═══ SUPPLIED DATA ═══

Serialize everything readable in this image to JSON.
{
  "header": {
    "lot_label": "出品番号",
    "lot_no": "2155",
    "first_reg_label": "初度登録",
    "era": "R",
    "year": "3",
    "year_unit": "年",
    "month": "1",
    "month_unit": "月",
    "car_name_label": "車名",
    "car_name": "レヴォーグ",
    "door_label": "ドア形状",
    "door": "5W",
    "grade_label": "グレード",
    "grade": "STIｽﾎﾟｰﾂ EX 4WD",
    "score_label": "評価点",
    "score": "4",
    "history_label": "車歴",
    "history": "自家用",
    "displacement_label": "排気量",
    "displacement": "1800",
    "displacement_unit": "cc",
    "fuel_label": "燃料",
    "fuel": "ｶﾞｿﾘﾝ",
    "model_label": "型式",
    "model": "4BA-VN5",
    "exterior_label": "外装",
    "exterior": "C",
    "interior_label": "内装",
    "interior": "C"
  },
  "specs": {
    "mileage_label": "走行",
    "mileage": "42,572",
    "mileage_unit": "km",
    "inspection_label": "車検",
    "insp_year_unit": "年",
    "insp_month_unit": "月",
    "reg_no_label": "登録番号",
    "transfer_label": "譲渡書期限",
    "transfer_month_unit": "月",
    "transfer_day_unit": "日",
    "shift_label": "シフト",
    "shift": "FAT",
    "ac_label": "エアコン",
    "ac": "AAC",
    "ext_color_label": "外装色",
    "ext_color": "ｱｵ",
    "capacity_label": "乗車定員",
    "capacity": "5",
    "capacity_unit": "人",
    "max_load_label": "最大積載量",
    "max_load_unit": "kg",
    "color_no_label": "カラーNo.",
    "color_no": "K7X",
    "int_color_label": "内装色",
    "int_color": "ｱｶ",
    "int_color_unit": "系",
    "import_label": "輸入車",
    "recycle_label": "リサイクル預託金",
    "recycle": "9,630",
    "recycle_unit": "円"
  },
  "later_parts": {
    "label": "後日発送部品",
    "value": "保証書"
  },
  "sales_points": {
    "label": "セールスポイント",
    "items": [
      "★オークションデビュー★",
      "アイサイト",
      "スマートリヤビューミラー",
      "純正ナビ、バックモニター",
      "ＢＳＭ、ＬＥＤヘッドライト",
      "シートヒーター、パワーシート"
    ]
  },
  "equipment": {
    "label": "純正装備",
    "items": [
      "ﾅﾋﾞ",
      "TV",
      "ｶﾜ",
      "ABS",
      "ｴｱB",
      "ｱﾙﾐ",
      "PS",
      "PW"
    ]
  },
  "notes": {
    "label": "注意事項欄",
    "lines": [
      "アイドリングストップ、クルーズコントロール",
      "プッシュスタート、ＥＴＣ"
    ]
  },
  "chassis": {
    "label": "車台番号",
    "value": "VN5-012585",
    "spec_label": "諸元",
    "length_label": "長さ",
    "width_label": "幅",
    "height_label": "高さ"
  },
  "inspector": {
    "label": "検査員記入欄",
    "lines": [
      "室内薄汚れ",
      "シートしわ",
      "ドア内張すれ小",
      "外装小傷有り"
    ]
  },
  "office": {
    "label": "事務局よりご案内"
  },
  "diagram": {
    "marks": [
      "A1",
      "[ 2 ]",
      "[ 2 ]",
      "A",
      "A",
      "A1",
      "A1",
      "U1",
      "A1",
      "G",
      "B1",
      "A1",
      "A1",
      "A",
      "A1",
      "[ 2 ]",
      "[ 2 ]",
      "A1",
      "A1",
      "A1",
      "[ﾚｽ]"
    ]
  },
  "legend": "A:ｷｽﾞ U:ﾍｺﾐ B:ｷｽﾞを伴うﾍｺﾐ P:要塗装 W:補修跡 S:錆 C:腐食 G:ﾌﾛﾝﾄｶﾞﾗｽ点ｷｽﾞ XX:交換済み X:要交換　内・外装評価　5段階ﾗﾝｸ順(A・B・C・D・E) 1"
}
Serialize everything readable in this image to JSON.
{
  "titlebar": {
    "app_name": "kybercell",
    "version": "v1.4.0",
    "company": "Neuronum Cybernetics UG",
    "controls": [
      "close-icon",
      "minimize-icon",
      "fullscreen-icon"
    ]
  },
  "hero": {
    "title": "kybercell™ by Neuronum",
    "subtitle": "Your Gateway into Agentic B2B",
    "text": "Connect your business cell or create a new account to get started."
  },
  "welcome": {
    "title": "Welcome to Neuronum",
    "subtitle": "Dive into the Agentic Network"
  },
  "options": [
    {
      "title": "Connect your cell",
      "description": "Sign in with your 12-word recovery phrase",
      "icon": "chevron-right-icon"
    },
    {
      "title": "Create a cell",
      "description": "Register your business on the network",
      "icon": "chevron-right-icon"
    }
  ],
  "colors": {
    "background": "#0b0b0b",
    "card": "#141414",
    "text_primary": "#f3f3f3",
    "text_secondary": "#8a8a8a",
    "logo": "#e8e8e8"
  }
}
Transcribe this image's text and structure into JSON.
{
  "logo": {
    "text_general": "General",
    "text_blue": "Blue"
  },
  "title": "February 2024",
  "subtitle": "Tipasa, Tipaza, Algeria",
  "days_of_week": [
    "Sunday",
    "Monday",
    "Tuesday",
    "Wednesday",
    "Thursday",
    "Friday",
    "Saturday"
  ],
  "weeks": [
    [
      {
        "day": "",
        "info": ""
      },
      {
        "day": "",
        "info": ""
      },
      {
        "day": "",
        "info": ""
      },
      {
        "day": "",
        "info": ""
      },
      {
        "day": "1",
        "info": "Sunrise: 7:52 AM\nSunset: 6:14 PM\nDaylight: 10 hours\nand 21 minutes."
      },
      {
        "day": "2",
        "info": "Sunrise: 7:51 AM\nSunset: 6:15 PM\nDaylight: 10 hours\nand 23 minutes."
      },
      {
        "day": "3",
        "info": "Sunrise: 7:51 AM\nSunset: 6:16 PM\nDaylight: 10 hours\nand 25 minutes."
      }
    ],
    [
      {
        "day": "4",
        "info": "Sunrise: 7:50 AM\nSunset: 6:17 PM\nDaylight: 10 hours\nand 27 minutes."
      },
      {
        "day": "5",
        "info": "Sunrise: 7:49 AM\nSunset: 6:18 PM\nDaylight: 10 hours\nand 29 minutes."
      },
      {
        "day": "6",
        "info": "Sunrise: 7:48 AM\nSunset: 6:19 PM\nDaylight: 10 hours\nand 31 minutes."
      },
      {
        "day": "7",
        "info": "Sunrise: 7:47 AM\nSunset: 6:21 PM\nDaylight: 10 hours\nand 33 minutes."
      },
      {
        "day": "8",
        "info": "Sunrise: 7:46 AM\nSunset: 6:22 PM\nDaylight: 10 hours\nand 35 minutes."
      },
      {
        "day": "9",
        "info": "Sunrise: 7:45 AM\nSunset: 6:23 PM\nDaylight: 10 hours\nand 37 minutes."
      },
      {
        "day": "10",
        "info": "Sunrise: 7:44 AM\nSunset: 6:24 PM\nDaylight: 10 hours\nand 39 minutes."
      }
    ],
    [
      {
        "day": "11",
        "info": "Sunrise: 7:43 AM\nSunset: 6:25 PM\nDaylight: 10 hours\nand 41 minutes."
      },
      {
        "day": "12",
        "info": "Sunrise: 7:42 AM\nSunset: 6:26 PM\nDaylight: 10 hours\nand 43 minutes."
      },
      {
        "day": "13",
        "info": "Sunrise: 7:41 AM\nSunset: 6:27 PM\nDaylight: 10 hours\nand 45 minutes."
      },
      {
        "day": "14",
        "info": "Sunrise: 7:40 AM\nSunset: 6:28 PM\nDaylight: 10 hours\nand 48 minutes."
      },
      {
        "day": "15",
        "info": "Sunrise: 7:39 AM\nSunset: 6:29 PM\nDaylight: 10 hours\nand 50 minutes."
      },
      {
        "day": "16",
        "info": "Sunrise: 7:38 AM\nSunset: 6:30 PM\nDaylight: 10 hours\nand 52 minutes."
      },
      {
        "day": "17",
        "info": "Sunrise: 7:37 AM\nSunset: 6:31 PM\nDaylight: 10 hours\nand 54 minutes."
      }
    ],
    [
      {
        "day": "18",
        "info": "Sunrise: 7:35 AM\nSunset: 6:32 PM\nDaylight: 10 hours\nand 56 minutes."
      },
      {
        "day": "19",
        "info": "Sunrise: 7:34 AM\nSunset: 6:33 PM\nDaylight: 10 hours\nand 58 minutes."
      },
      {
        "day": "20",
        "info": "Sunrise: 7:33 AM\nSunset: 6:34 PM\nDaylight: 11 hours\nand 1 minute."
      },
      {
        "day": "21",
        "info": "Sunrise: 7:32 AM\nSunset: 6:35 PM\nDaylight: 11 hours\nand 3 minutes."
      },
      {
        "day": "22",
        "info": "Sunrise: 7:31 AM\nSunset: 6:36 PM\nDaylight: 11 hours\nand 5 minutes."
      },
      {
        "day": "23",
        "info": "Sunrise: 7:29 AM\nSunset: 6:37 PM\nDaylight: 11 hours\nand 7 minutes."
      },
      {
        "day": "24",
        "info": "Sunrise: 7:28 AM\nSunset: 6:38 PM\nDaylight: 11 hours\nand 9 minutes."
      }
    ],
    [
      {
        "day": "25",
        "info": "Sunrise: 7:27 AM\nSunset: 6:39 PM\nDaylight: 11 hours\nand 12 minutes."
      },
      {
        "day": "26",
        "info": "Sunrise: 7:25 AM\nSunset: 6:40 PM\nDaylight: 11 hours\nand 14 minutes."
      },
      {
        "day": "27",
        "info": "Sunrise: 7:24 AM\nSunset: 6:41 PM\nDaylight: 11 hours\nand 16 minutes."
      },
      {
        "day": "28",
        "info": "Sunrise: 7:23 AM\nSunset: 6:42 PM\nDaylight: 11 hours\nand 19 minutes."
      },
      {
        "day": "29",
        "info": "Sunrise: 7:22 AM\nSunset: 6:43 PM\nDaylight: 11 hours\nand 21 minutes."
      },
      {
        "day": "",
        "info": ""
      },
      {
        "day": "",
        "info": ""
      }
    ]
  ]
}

═══

• [EXERCISE GOAL]: List every line above that contains the word "business".

• [OUTPUT FOR THIS EXERCISE]:
    "text": "Connect your business cell or create a new account to get started."
      "description": "Register your business on the network",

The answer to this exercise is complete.